__Work to complete__:
All the records that follow need to be reproduced exactly. Omit the images.

* * * * * * *

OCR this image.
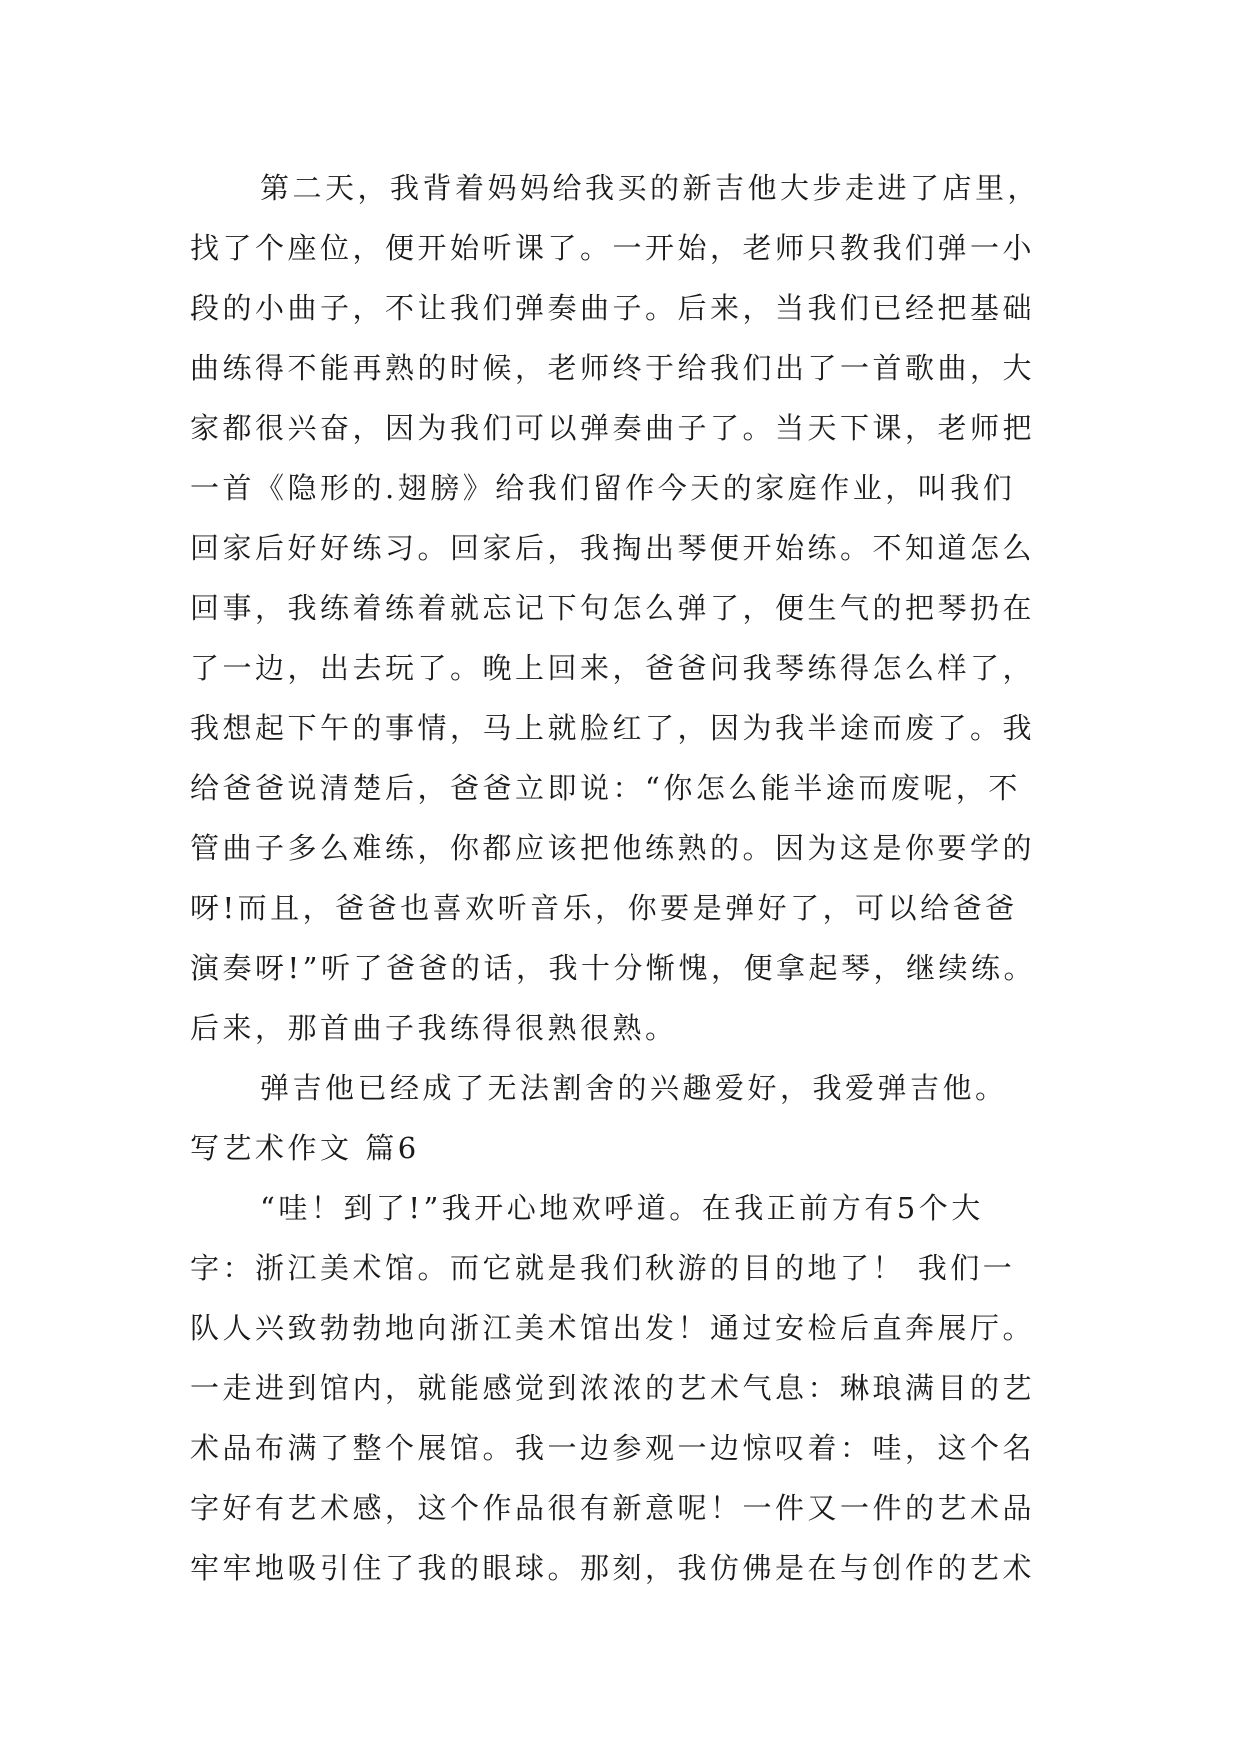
第二天，我背着妈妈给我买的新吉他大步走进了店里，
找了个座位，便开始听课了。一开始，老师只教我们弹一小
段的小曲子，不让我们弹奏曲子。后来，当我们已经把基础
曲练得不能再熟的时候，老师终于给我们出了一首歌曲，大
家都很兴奋，因为我们可以弹奏曲子了。当天下课，老师把
一首《隐形的.翅膀》给我们留作今天的家庭作业，叫我们
回家后好好练习。回家后，我掏出琴便开始练。不知道怎么
回事，我练着练着就忘记下句怎么弹了，便生气的把琴扔在
了一边，出去玩了。晚上回来，爸爸问我琴练得怎么样了，
我想起下午的事情，马上就脸红了，因为我半途而废了。我
给爸爸说清楚后，爸爸立即说：“你怎么能半途而废呢，不
管曲子多么难练，你都应该把他练熟的。因为这是你要学的
呀!而且，爸爸也喜欢听音乐，你要是弹好了，可以给爸爸
演奏呀!”听了爸爸的话，我十分惭愧，便拿起琴，继续练。
后来，那首曲子我练得很熟很熟。
弹吉他已经成了无法割舍的兴趣爱好，我爱弹吉他。
写艺术作文 篇6
“哇！到了!”我开心地欢呼道。在我正前方有5个大
字：浙江美术馆。而它就是我们秋游的目的地了！ 我们一
队人兴致勃勃地向浙江美术馆出发！通过安检后直奔展厅。
一走进到馆内，就能感觉到浓浓的艺术气息：琳琅满目的艺
术品布满了整个展馆。我一边参观一边惊叹着：哇，这个名
字好有艺术感，这个作品很有新意呢！一件又一件的艺术品
牢牢地吸引住了我的眼球。那刻，我仿佛是在与创作的艺术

* * * * * * *

__Reply__:
OCR this image.
第二天，我背着妈妈给我买的新吉他大步走进了店里，
找了个座位，便开始听课了。一开始，老师只教我们弹一小
段的小曲子，不让我们弹奏曲子。后来，当我们已经把基础
曲练得不能再熟的时候，老师终于给我们出了一首歌曲，大
家都很兴奋，因为我们可以弹奏曲子了。当天下课，老师把
一首《隐形的.翅膀》给我们留作今天的家庭作业，叫我们
回家后好好练习。回家后，我掏出琴便开始练。不知道怎么
回事，我练着练着就忘记下句怎么弹了，便生气的把琴扔在
了一边，出去玩了。晚上回来，爸爸问我琴练得怎么样了，
我想起下午的事情，马上就脸红了，因为我半途而废了。我
给爸爸说清楚后，爸爸立即说：“你怎么能半途而废呢，不
管曲子多么难练，你都应该把他练熟的。因为这是你要学的
呀!而且，爸爸也喜欢听音乐，你要是弹好了，可以给爸爸
演奏呀!”听了爸爸的话，我十分惭愧，便拿起琴，继续练。
后来，那首曲子我练得很熟很熟。
弹吉他已经成了无法割舍的兴趣爱好，我爱弹吉他。
写艺术作文 篇6
“哇！到了!”我开心地欢呼道。在我正前方有5个大
字：浙江美术馆。而它就是我们秋游的目的地了！ 我们一
队人兴致勃勃地向浙江美术馆出发！通过安检后直奔展厅。
一走进到馆内，就能感觉到浓浓的艺术气息：琳琅满目的艺
术品布满了整个展馆。我一边参观一边惊叹着：哇，这个名
字好有艺术感，这个作品很有新意呢！一件又一件的艺术品
牢牢地吸引住了我的眼球。那刻，我仿佛是在与创作的艺术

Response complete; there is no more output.